> Task to complete
Pictures stay out of the copy; set down each line of the listing below exactly.

> Data to process
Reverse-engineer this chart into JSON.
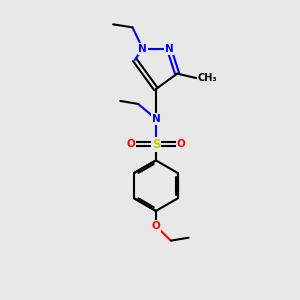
{
  "bg_color": "#e8e8e8",
  "bond_color": "#000000",
  "N_color": "#0000ff",
  "O_color": "#ff0000",
  "S_color": "#cccc00",
  "line_width": 1.5,
  "font_size": 7.5,
  "xlim": [
    0,
    10
  ],
  "ylim": [
    0,
    10
  ]
}
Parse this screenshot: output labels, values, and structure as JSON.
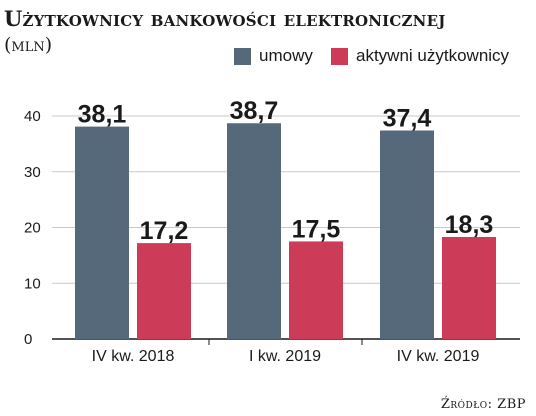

> Exercise output
Reverse-engineer this chart into JSON.
{
  "bg_color": "#e8e8e8",
  "bond_color": "#000000",
  "N_color": "#0000ff",
  "O_color": "#ff0000",
  "S_color": "#cccc00",
  "line_width": 1.5,
  "font_size": 7.5,
  "xlim": [
    0,
    10
  ],
  "ylim": [
    0,
    10
  ]
}
Parse this screenshot: output labels, values, and structure as JSON.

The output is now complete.